#### [EXERCISE PROMPT]
Leave out the pictures and return every entry exactly as it appears.

#### [Entries taken from a collection]
================
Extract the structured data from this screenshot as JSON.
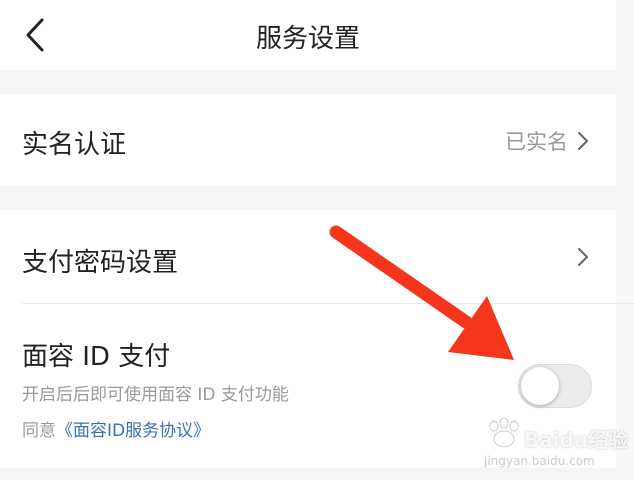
{
  "nav": {
    "title": "服务设置"
  },
  "realname": {
    "label": "实名认证",
    "value": "已实名"
  },
  "paypwd": {
    "label": "支付密码设置"
  },
  "faceid": {
    "label": "面容 ID 支付",
    "desc": "开启后后即可使用面容 ID 支付功能",
    "agree_prefix": "同意",
    "agree_link": "《面容ID服务协议》",
    "enabled": false
  },
  "watermark": {
    "logo": "Baidu经验",
    "url": "jingyan.baidu.com"
  },
  "colors": {
    "link": "#3b6fb6",
    "arrow": "#f5361c",
    "background": "#f5f5f7"
  }
}
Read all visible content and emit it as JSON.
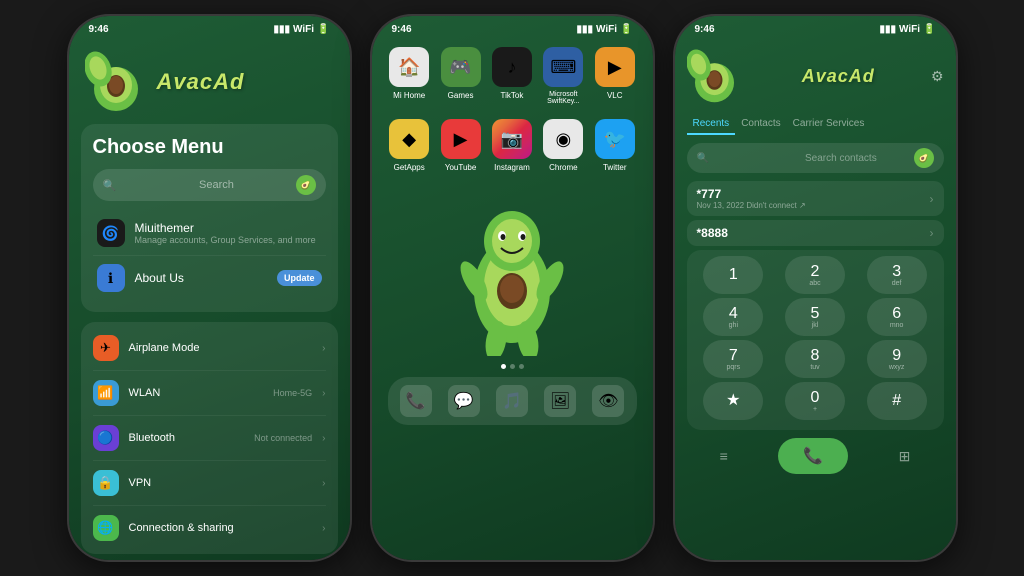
================
#### [SOLUTION]
Extract the structured data from this screenshot as JSON.
{
  "nav": {
    "title": "服务设置"
  },
  "realname": {
    "label": "实名认证",
    "value": "已实名"
  },
  "paypwd": {
    "label": "支付密码设置"
  },
  "faceid": {
    "label": "面容 ID 支付",
    "desc": "开启后后即可使用面容 ID 支付功能",
    "agree_prefix": "同意",
    "agree_link": "《面容ID服务协议》",
    "enabled": false
  },
  "watermark": {
    "logo": "Baidu经验",
    "url": "jingyan.baidu.com"
  },
  "colors": {
    "link": "#3b6fb6",
    "arrow": "#f5361c",
    "background": "#f5f5f7"
  }
}
Read all visible content and emit it as JSON.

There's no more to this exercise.